What needs to be done :: Read the lines that follow and pick out every one containing the word "time".

Given entries ::
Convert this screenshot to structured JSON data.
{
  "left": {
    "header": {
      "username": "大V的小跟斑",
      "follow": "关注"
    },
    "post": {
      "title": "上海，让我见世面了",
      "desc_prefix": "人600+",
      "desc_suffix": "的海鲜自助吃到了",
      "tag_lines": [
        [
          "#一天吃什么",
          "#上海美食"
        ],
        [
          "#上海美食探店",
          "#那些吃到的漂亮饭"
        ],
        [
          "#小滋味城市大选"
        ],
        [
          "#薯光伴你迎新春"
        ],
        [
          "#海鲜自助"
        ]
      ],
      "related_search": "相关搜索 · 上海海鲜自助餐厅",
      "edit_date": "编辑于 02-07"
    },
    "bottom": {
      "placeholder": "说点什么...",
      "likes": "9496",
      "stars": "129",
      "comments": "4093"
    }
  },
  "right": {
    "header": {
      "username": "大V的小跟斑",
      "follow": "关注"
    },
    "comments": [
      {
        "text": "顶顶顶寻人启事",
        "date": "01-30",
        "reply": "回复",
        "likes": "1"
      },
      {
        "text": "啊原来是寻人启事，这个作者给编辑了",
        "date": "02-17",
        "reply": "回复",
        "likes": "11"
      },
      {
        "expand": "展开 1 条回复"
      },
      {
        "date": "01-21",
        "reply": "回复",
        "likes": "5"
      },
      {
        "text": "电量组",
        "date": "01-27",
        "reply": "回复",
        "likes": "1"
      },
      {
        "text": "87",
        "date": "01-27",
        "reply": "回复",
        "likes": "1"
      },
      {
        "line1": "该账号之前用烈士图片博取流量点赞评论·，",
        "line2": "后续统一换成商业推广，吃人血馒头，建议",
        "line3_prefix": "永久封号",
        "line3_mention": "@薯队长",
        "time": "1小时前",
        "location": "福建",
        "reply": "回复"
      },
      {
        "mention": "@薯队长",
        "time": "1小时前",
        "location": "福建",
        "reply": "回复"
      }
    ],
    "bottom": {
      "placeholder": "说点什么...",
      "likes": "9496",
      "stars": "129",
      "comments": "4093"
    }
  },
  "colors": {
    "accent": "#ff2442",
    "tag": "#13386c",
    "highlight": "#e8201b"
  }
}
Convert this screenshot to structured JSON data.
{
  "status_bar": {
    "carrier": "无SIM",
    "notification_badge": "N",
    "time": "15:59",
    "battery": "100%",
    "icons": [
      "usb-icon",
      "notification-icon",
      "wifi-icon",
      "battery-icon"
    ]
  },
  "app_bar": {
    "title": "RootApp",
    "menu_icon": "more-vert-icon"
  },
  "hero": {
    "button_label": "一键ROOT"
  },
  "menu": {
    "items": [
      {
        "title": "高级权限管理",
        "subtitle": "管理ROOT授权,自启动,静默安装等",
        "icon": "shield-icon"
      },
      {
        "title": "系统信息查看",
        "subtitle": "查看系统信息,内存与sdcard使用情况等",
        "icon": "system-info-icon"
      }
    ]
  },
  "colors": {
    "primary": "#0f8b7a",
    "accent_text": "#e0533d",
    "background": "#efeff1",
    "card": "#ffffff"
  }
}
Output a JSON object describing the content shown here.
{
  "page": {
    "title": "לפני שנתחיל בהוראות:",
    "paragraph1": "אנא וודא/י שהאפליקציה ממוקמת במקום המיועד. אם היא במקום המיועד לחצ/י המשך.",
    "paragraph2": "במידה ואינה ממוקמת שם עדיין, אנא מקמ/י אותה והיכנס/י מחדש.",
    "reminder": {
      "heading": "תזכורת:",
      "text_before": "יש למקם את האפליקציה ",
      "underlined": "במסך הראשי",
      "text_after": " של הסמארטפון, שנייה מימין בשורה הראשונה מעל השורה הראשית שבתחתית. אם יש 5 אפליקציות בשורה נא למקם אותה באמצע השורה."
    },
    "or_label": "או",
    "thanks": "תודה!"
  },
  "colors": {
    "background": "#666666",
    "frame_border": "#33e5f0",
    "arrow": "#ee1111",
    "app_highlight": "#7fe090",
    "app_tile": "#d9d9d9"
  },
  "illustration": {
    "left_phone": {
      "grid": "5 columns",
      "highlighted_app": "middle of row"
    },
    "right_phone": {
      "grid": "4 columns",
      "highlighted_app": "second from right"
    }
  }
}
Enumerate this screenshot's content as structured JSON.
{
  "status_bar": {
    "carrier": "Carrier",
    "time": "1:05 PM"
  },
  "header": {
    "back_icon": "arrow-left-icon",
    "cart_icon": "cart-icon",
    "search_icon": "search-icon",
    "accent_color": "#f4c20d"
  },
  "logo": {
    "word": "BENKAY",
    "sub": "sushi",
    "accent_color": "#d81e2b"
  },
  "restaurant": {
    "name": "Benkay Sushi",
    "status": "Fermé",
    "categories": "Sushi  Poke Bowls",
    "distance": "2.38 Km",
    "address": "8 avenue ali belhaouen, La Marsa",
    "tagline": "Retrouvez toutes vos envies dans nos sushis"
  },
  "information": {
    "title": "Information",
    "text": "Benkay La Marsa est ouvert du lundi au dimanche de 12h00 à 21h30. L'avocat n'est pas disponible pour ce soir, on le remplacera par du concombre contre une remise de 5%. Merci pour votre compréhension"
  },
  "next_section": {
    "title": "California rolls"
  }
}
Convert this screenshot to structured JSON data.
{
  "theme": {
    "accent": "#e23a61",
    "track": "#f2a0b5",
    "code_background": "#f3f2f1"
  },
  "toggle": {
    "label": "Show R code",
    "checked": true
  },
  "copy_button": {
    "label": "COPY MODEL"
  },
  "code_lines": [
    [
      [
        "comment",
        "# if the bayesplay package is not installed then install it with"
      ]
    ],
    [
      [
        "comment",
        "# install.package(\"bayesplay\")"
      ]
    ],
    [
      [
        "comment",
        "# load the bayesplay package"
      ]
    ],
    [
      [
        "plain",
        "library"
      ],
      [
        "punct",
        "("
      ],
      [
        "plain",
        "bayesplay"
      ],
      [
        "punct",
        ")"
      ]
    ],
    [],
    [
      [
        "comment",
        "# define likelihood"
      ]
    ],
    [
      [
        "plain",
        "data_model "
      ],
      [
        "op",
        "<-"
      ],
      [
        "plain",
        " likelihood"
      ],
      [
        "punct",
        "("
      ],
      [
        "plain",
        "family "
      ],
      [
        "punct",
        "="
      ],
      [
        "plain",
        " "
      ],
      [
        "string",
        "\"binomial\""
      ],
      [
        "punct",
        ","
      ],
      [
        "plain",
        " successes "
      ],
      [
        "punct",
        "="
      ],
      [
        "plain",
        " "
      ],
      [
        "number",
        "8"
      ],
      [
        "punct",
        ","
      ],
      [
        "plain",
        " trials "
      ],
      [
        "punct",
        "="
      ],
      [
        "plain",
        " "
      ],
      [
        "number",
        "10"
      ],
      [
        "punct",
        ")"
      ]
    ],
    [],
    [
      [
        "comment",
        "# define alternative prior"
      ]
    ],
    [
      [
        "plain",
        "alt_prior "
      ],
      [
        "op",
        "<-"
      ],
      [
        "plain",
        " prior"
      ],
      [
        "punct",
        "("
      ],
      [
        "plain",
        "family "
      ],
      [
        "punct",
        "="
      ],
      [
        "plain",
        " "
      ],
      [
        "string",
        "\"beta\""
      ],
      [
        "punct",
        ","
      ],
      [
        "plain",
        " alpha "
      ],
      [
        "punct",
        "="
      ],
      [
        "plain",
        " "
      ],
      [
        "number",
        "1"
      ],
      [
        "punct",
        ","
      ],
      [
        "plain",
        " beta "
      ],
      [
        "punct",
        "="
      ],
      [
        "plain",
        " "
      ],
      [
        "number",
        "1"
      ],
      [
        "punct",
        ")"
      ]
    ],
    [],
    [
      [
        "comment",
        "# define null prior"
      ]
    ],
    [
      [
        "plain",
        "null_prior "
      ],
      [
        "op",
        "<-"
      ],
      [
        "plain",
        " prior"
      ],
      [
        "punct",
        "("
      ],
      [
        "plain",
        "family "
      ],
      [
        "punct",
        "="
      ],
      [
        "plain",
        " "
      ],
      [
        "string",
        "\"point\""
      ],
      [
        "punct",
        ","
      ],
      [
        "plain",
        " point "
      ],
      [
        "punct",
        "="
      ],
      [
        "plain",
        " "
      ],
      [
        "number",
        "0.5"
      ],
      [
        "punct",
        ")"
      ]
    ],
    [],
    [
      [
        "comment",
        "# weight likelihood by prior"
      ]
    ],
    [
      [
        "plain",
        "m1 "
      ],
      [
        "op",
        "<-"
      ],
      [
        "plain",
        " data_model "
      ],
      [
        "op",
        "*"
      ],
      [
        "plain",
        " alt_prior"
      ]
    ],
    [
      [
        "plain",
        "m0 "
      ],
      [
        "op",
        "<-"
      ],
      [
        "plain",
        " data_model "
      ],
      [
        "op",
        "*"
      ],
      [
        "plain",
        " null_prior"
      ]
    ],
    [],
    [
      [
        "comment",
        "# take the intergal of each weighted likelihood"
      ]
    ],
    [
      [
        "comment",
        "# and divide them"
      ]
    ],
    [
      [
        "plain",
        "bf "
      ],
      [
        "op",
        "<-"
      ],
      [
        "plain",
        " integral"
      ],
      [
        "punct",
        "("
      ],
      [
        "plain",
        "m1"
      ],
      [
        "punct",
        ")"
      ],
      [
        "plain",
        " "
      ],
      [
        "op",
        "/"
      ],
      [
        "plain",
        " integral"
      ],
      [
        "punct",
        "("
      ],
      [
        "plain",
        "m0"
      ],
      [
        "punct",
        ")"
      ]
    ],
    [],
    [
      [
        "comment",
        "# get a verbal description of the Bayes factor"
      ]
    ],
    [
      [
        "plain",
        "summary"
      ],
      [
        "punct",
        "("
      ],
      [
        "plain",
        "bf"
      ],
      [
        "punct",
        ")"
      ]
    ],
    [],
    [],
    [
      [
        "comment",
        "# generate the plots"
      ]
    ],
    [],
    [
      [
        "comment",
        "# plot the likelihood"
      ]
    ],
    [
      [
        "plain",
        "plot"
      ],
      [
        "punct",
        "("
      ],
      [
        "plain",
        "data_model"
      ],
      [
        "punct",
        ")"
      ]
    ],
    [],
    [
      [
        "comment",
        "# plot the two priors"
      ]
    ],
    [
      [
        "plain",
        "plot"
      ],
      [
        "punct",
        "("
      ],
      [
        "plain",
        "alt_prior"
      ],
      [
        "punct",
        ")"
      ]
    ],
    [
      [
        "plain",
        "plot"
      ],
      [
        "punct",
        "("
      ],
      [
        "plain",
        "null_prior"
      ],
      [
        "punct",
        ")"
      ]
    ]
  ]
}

Answer to the exercise ::
        "time": "1小时前",
        "time": "1小时前",
    "time": "15:59",
    "time": "1:05 PM"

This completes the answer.